Copy word for word the lines of the data starting at the line that contains "x-tick-label: 01-Sep-26 bbox=[1008, 450, 1065, 463]" and ending at the line that contains "zoom-button[interactable] bbox=[1087, 447, 1104, 463]", including both of those lines.

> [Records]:
----------

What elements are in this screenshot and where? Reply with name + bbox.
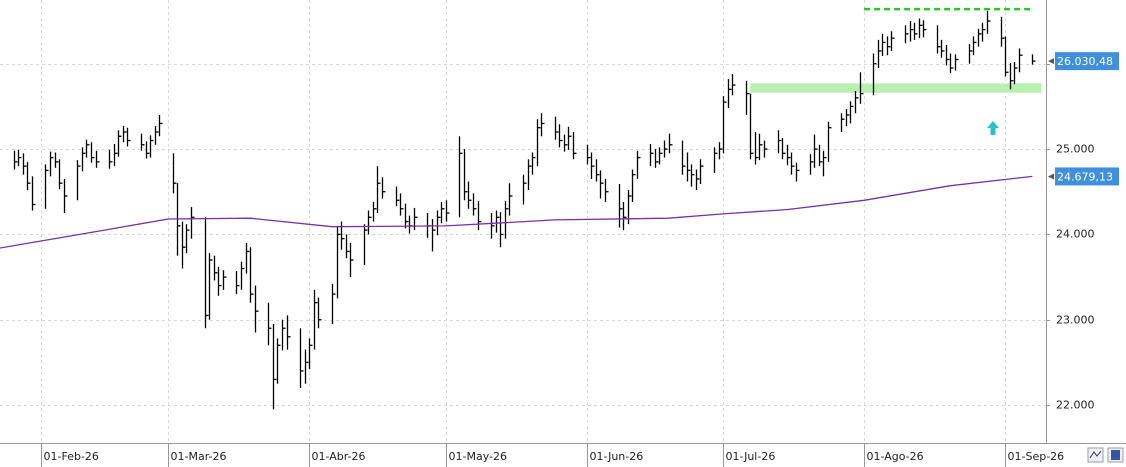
x-tick-label: 01-Sep-26 bbox=[1008, 450, 1065, 463]
value-pointer bbox=[1048, 58, 1054, 65]
value-label-box bbox=[1055, 167, 1119, 186]
x-tick-label: 01-Abr-26 bbox=[312, 450, 366, 463]
y-tick-label: 23.000 bbox=[1056, 314, 1095, 327]
x-tick-label: 01-Jul-26 bbox=[726, 450, 776, 463]
support-band bbox=[750, 83, 1042, 93]
zoom-button[interactable] bbox=[1087, 447, 1104, 463]
value-pointer bbox=[1048, 173, 1054, 180]
value-label-box bbox=[1055, 52, 1119, 71]
signal-arrow bbox=[987, 121, 999, 135]
zoom-icon bbox=[1089, 450, 1102, 459]
y-tick-label: 25.000 bbox=[1056, 143, 1095, 156]
x-tick-label: 01-Ago-26 bbox=[867, 450, 924, 463]
x-tick-label: 01-Feb-26 bbox=[44, 450, 99, 463]
x-tick-label: 01-May-26 bbox=[449, 450, 507, 463]
y-tick-label: 22.000 bbox=[1056, 399, 1095, 412]
value-label: 26.030,48 bbox=[1057, 55, 1113, 68]
save-icon bbox=[1111, 450, 1120, 460]
moving-average-line bbox=[0, 175, 1033, 249]
value-label: 24.679,13 bbox=[1057, 170, 1113, 183]
x-tick-label: 01-Jun-26 bbox=[590, 450, 644, 463]
x-tick-label: 01-Mar-26 bbox=[171, 450, 227, 463]
y-tick-label: 24.000 bbox=[1056, 228, 1095, 241]
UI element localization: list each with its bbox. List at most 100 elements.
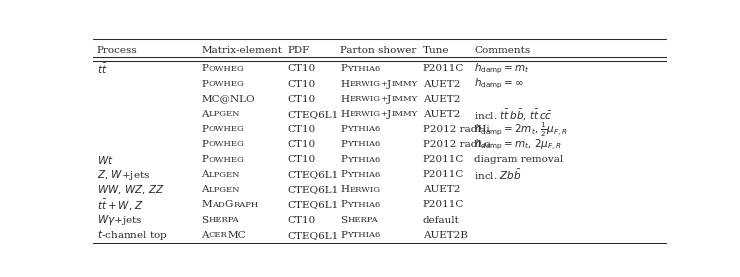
- Text: OWHEG: OWHEG: [209, 156, 244, 164]
- Text: CTEQ6L1: CTEQ6L1: [287, 185, 339, 194]
- Text: $h_{\rm damp} = 2m_t$, $\frac{1}{2}\mu_{F,R}$: $h_{\rm damp} = 2m_t$, $\frac{1}{2}\mu_{…: [474, 120, 568, 138]
- Text: +: +: [380, 80, 387, 88]
- Text: ERWIG: ERWIG: [349, 95, 380, 103]
- Text: P: P: [340, 155, 347, 164]
- Text: P: P: [201, 140, 209, 149]
- Text: AUET2: AUET2: [423, 185, 460, 194]
- Text: YTHIA6: YTHIA6: [347, 156, 380, 164]
- Text: A: A: [201, 110, 209, 119]
- Text: P: P: [340, 170, 347, 179]
- Text: Comments: Comments: [474, 46, 530, 55]
- Text: $h_{\rm damp} = m_t$: $h_{\rm damp} = m_t$: [474, 62, 529, 76]
- Text: CT10: CT10: [287, 125, 316, 134]
- Text: IMMY: IMMY: [391, 110, 417, 118]
- Text: $W\gamma$+jets: $W\gamma$+jets: [96, 213, 142, 227]
- Text: A: A: [201, 231, 209, 240]
- Text: M: M: [201, 201, 212, 209]
- Text: MC: MC: [228, 231, 246, 240]
- Text: CTEQ6L1: CTEQ6L1: [287, 170, 339, 179]
- Text: OWHEG: OWHEG: [209, 125, 244, 134]
- Text: CT10: CT10: [287, 79, 316, 89]
- Text: P: P: [340, 65, 347, 73]
- Text: YTHIA6: YTHIA6: [347, 171, 380, 179]
- Text: OWHEG: OWHEG: [209, 140, 244, 148]
- Text: H: H: [340, 79, 349, 89]
- Text: Matrix-element: Matrix-element: [201, 46, 283, 55]
- Text: IMMY: IMMY: [391, 80, 417, 88]
- Text: OWHEG: OWHEG: [209, 80, 244, 88]
- Text: CT10: CT10: [287, 95, 316, 104]
- Text: incl. $t\bar{t}\,b\bar{b}$, $t\bar{t}\,c\bar{c}$: incl. $t\bar{t}\,b\bar{b}$, $t\bar{t}\,c…: [474, 107, 552, 122]
- Text: LPGEN: LPGEN: [209, 186, 240, 194]
- Text: H: H: [340, 185, 349, 194]
- Text: AUET2: AUET2: [423, 79, 460, 89]
- Text: ERWIG: ERWIG: [349, 110, 380, 118]
- Text: CTEQ6L1: CTEQ6L1: [287, 201, 339, 209]
- Text: AD: AD: [212, 201, 225, 209]
- Text: $Wt$: $Wt$: [96, 154, 113, 166]
- Text: Tune: Tune: [423, 46, 449, 55]
- Text: AUET2: AUET2: [423, 95, 460, 104]
- Text: IMMY: IMMY: [391, 95, 417, 103]
- Text: P: P: [340, 231, 347, 240]
- Text: J: J: [387, 79, 391, 89]
- Text: P2012 radHi: P2012 radHi: [423, 125, 489, 134]
- Text: AUET2B: AUET2B: [423, 231, 468, 240]
- Text: P2011C: P2011C: [423, 201, 464, 209]
- Text: G: G: [225, 201, 233, 209]
- Text: default: default: [423, 216, 460, 225]
- Text: +: +: [380, 95, 387, 103]
- Text: AUET2: AUET2: [423, 110, 460, 119]
- Text: LPGEN: LPGEN: [209, 110, 240, 118]
- Text: P: P: [340, 125, 347, 134]
- Text: Process: Process: [96, 46, 137, 55]
- Text: P: P: [201, 155, 209, 164]
- Text: P2011C: P2011C: [423, 155, 464, 164]
- Text: RAPH: RAPH: [233, 201, 258, 209]
- Text: P2012 radLo: P2012 radLo: [423, 140, 491, 149]
- Text: HERPA: HERPA: [347, 216, 378, 224]
- Text: YTHIA6: YTHIA6: [347, 201, 380, 209]
- Text: +: +: [380, 110, 387, 118]
- Text: OWHEG: OWHEG: [209, 65, 244, 73]
- Text: $t\bar{t}+W$, $Z$: $t\bar{t}+W$, $Z$: [96, 198, 144, 212]
- Text: HERPA: HERPA: [209, 216, 239, 224]
- Text: CTEQ6L1: CTEQ6L1: [287, 110, 339, 119]
- Text: $t\bar{t}$: $t\bar{t}$: [96, 62, 107, 76]
- Text: YTHIA6: YTHIA6: [347, 125, 380, 134]
- Text: Parton shower: Parton shower: [340, 46, 417, 55]
- Text: CER: CER: [209, 231, 228, 239]
- Text: MC@NLO: MC@NLO: [201, 95, 255, 104]
- Text: CT10: CT10: [287, 65, 316, 73]
- Text: P: P: [201, 125, 209, 134]
- Text: CTEQ6L1: CTEQ6L1: [287, 231, 339, 240]
- Text: H: H: [340, 95, 349, 104]
- Text: J: J: [387, 95, 391, 104]
- Text: incl. $Zb\bar{b}$: incl. $Zb\bar{b}$: [474, 168, 522, 182]
- Text: P: P: [340, 140, 347, 149]
- Text: CT10: CT10: [287, 155, 316, 164]
- Text: $h_{\rm damp} = \infty$: $h_{\rm damp} = \infty$: [474, 77, 524, 91]
- Text: H: H: [340, 110, 349, 119]
- Text: P: P: [201, 79, 209, 89]
- Text: CT10: CT10: [287, 140, 316, 149]
- Text: CT10: CT10: [287, 216, 316, 225]
- Text: $h_{\rm damp} = m_t$, $2\mu_{F,R}$: $h_{\rm damp} = m_t$, $2\mu_{F,R}$: [474, 137, 562, 152]
- Text: YTHIA6: YTHIA6: [347, 140, 380, 148]
- Text: PDF: PDF: [287, 46, 310, 55]
- Text: S: S: [201, 216, 209, 225]
- Text: $t$-channel top: $t$-channel top: [96, 228, 167, 242]
- Text: P: P: [340, 201, 347, 209]
- Text: A: A: [201, 170, 209, 179]
- Text: $Z$, $W$+jets: $Z$, $W$+jets: [96, 168, 149, 182]
- Text: ERWIG: ERWIG: [349, 186, 380, 194]
- Text: YTHIA6: YTHIA6: [347, 65, 380, 73]
- Text: S: S: [340, 216, 347, 225]
- Text: ERWIG: ERWIG: [349, 80, 380, 88]
- Text: P: P: [201, 65, 209, 73]
- Text: J: J: [387, 110, 391, 119]
- Text: $WW$, $WZ$, $ZZ$: $WW$, $WZ$, $ZZ$: [96, 183, 164, 196]
- Text: LPGEN: LPGEN: [209, 171, 240, 179]
- Text: diagram removal: diagram removal: [474, 155, 563, 164]
- Text: YTHIA6: YTHIA6: [347, 231, 380, 239]
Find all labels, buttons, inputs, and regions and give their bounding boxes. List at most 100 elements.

----------

> [Worked answer]:
x-tick-label: 01-Sep-26 bbox=[1008, 450, 1065, 463]
value-pointer bbox=[1048, 58, 1054, 65]
value-label-box bbox=[1055, 167, 1119, 186]
x-tick-label: 01-Abr-26 bbox=[312, 450, 366, 463]
y-tick-label: 23.000 bbox=[1056, 314, 1095, 327]
x-tick-label: 01-Jul-26 bbox=[726, 450, 776, 463]
support-band bbox=[750, 83, 1042, 93]
zoom-button[interactable] bbox=[1087, 447, 1104, 463]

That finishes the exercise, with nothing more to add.